PROBLEM REQUIREMENTS: Find all lines in the records that include the word "DIPLOME", and copy them out.

### TASK MATERIAL

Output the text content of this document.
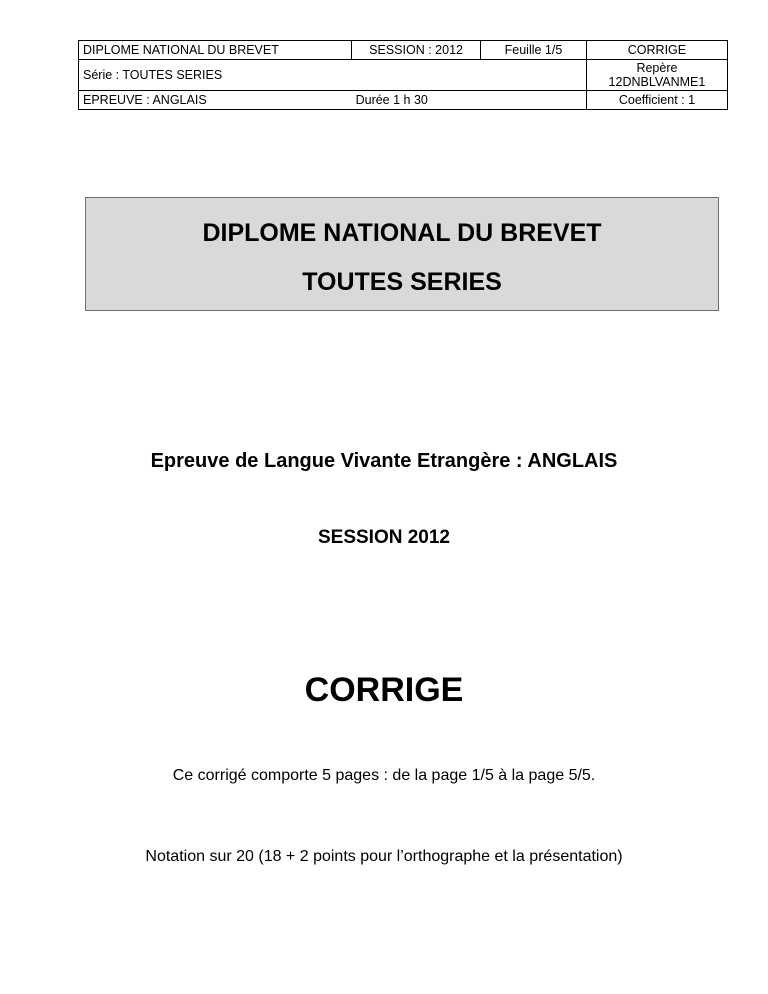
DIPLOME NATIONAL DU BREVET	SESSION : 2012	Feuille 1/5	CORRIGE
Série : TOUTES SERIES			Repère
12DNBLVANME1

EPREUVE : ANGLAIS	Durée 1 h 30		Coefficient : 1
DIPLOME NATIONAL DU BREVET
TOUTES SERIES
Epreuve de Langue Vivante Etrangère : ANGLAIS
SESSION 2012
CORRIGE
Ce corrigé comporte 5 pages : de la page 1/5 à la page 5/5.
Notation sur 20 (18 + 2 points pour l’orthographe et la présentation)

######

TASK RESULT:
DIPLOME NATIONAL DU BREVET	SESSION : 2012	Feuille 1/5	CORRIGE
DIPLOME NATIONAL DU BREVET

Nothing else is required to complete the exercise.